----- Source material
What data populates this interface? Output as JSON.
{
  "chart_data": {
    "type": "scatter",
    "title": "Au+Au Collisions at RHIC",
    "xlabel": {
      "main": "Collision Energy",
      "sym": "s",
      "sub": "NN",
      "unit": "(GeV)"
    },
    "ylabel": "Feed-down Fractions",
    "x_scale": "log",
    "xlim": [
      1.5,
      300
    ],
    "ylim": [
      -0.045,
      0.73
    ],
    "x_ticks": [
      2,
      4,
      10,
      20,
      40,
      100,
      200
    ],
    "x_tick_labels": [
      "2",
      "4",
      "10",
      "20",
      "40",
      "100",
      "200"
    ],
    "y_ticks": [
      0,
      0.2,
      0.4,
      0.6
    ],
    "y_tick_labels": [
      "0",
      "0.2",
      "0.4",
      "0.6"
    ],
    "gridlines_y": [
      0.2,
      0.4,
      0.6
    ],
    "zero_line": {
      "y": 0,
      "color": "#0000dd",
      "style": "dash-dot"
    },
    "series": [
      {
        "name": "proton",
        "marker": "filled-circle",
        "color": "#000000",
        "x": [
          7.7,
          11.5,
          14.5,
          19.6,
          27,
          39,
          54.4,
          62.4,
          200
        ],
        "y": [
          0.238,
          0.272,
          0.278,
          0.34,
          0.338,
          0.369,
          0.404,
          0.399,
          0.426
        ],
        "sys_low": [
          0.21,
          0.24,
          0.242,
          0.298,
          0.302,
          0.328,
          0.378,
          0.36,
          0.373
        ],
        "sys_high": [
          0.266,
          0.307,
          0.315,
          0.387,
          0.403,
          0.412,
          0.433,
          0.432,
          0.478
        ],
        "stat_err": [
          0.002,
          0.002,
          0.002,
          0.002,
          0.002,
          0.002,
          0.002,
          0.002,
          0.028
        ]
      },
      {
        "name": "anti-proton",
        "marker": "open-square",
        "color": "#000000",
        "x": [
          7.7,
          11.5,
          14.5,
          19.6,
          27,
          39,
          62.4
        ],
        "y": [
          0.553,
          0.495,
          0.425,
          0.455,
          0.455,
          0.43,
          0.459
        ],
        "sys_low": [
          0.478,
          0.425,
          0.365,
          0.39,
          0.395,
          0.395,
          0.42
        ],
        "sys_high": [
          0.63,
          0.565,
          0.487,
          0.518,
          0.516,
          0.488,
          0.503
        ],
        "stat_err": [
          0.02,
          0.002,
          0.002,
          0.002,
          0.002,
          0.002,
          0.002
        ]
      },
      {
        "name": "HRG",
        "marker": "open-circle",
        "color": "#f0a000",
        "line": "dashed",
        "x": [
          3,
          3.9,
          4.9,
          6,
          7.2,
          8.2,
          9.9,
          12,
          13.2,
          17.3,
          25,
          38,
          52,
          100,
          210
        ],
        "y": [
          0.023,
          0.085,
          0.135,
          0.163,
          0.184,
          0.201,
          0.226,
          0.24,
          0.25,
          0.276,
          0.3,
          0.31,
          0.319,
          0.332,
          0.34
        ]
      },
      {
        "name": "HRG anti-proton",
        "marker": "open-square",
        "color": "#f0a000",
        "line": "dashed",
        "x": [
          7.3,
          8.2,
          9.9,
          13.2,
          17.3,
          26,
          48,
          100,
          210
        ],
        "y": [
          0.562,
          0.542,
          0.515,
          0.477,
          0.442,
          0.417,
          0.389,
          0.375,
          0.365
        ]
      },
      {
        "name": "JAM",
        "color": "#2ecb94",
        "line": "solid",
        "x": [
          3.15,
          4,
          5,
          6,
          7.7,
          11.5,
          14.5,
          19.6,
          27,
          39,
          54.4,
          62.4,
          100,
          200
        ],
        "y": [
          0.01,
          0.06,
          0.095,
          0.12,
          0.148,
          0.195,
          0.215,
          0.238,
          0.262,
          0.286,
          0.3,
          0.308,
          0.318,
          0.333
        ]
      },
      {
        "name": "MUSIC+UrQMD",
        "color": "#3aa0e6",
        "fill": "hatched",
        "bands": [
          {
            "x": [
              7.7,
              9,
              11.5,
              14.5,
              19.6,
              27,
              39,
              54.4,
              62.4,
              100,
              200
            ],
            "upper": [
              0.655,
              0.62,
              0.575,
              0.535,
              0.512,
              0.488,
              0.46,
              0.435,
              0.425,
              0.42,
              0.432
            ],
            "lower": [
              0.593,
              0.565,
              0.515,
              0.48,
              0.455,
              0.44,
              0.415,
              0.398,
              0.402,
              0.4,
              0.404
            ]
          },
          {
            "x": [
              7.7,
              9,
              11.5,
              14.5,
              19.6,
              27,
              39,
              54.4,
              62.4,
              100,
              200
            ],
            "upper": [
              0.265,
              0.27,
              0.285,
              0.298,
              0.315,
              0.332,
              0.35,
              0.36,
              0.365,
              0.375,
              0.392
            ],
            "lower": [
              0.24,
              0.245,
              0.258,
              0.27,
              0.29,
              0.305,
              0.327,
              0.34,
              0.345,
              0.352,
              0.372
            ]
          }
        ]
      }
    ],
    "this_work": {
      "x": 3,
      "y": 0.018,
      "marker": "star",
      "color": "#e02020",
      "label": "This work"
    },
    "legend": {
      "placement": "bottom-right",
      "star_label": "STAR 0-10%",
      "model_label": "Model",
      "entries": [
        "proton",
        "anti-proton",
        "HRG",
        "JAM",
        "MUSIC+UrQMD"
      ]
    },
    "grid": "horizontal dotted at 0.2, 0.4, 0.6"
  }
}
----------
> [What needs to be done] From the listing above, extract all records word for word.

> [Solution to this task]
What data populates this interface? Output as JSON.
{
  "chart_data": {
    "type": "scatter",
    "title": "Au+Au Collisions at RHIC",
    "xlabel": {
      "main": "Collision Energy",
      "sym": "s",
      "sub": "NN",
      "unit": "(GeV)"
    },
    "ylabel": "Feed-down Fractions",
    "x_scale": "log",
    "xlim": [
      1.5,
      300
    ],
    "ylim": [
      -0.045,
      0.73
    ],
    "x_ticks": [
      2,
      4,
      10,
      20,
      40,
      100,
      200
    ],
    "x_tick_labels": [
      "2",
      "4",
      "10",
      "20",
      "40",
      "100",
      "200"
    ],
    "y_ticks": [
      0,
      0.2,
      0.4,
      0.6
    ],
    "y_tick_labels": [
      "0",
      "0.2",
      "0.4",
      "0.6"
    ],
    "gridlines_y": [
      0.2,
      0.4,
      0.6
    ],
    "zero_line": {
      "y": 0,
      "color": "#0000dd",
      "style": "dash-dot"
    },
    "series": [
      {
        "name": "proton",
        "marker": "filled-circle",
        "color": "#000000",
        "x": [
          7.7,
          11.5,
          14.5,
          19.6,
          27,
          39,
          54.4,
          62.4,
          200
        ],
        "y": [
          0.238,
          0.272,
          0.278,
          0.34,
          0.338,
          0.369,
          0.404,
          0.399,
          0.426
        ],
        "sys_low": [
          0.21,
          0.24,
          0.242,
          0.298,
          0.302,
          0.328,
          0.378,
          0.36,
          0.373
        ],
        "sys_high": [
          0.266,
          0.307,
          0.315,
          0.387,
          0.403,
          0.412,
          0.433,
          0.432,
          0.478
        ],
        "stat_err": [
          0.002,
          0.002,
          0.002,
          0.002,
          0.002,
          0.002,
          0.002,
          0.002,
          0.028
        ]
      },
      {
        "name": "anti-proton",
        "marker": "open-square",
        "color": "#000000",
        "x": [
          7.7,
          11.5,
          14.5,
          19.6,
          27,
          39,
          62.4
        ],
        "y": [
          0.553,
          0.495,
          0.425,
          0.455,
          0.455,
          0.43,
          0.459
        ],
        "sys_low": [
          0.478,
          0.425,
          0.365,
          0.39,
          0.395,
          0.395,
          0.42
        ],
        "sys_high": [
          0.63,
          0.565,
          0.487,
          0.518,
          0.516,
          0.488,
          0.503
        ],
        "stat_err": [
          0.02,
          0.002,
          0.002,
          0.002,
          0.002,
          0.002,
          0.002
        ]
      },
      {
        "name": "HRG",
        "marker": "open-circle",
        "color": "#f0a000",
        "line": "dashed",
        "x": [
          3,
          3.9,
          4.9,
          6,
          7.2,
          8.2,
          9.9,
          12,
          13.2,
          17.3,
          25,
          38,
          52,
          100,
          210
        ],
        "y": [
          0.023,
          0.085,
          0.135,
          0.163,
          0.184,
          0.201,
          0.226,
          0.24,
          0.25,
          0.276,
          0.3,
          0.31,
          0.319,
          0.332,
          0.34
        ]
      },
      {
        "name": "HRG anti-proton",
        "marker": "open-square",
        "color": "#f0a000",
        "line": "dashed",
        "x": [
          7.3,
          8.2,
          9.9,
          13.2,
          17.3,
          26,
          48,
          100,
          210
        ],
        "y": [
          0.562,
          0.542,
          0.515,
          0.477,
          0.442,
          0.417,
          0.389,
          0.375,
          0.365
        ]
      },
      {
        "name": "JAM",
        "color": "#2ecb94",
        "line": "solid",
        "x": [
          3.15,
          4,
          5,
          6,
          7.7,
          11.5,
          14.5,
          19.6,
          27,
          39,
          54.4,
          62.4,
          100,
          200
        ],
        "y": [
          0.01,
          0.06,
          0.095,
          0.12,
          0.148,
          0.195,
          0.215,
          0.238,
          0.262,
          0.286,
          0.3,
          0.308,
          0.318,
          0.333
        ]
      },
      {
        "name": "MUSIC+UrQMD",
        "color": "#3aa0e6",
        "fill": "hatched",
        "bands": [
          {
            "x": [
              7.7,
              9,
              11.5,
              14.5,
              19.6,
              27,
              39,
              54.4,
              62.4,
              100,
              200
            ],
            "upper": [
              0.655,
              0.62,
              0.575,
              0.535,
              0.512,
              0.488,
              0.46,
              0.435,
              0.425,
              0.42,
              0.432
            ],
            "lower": [
              0.593,
              0.565,
              0.515,
              0.48,
              0.455,
              0.44,
              0.415,
              0.398,
              0.402,
              0.4,
              0.404
            ]
          },
          {
            "x": [
              7.7,
              9,
              11.5,
              14.5,
              19.6,
              27,
              39,
              54.4,
              62.4,
              100,
              200
            ],
            "upper": [
              0.265,
              0.27,
              0.285,
              0.298,
              0.315,
              0.332,
              0.35,
              0.36,
              0.365,
              0.375,
              0.392
            ],
            "lower": [
              0.24,
              0.245,
              0.258,
              0.27,
              0.29,
              0.305,
              0.327,
              0.34,
              0.345,
              0.352,
              0.372
            ]
          }
        ]
      }
    ],
    "this_work": {
      "x": 3,
      "y": 0.018,
      "marker": "star",
      "color": "#e02020",
      "label": "This work"
    },
    "legend": {
      "placement": "bottom-right",
      "star_label": "STAR 0-10%",
      "model_label": "Model",
      "entries": [
        "proton",
        "anti-proton",
        "HRG",
        "JAM",
        "MUSIC+UrQMD"
      ]
    },
    "grid": "horizontal dotted at 0.2, 0.4, 0.6"
  }
}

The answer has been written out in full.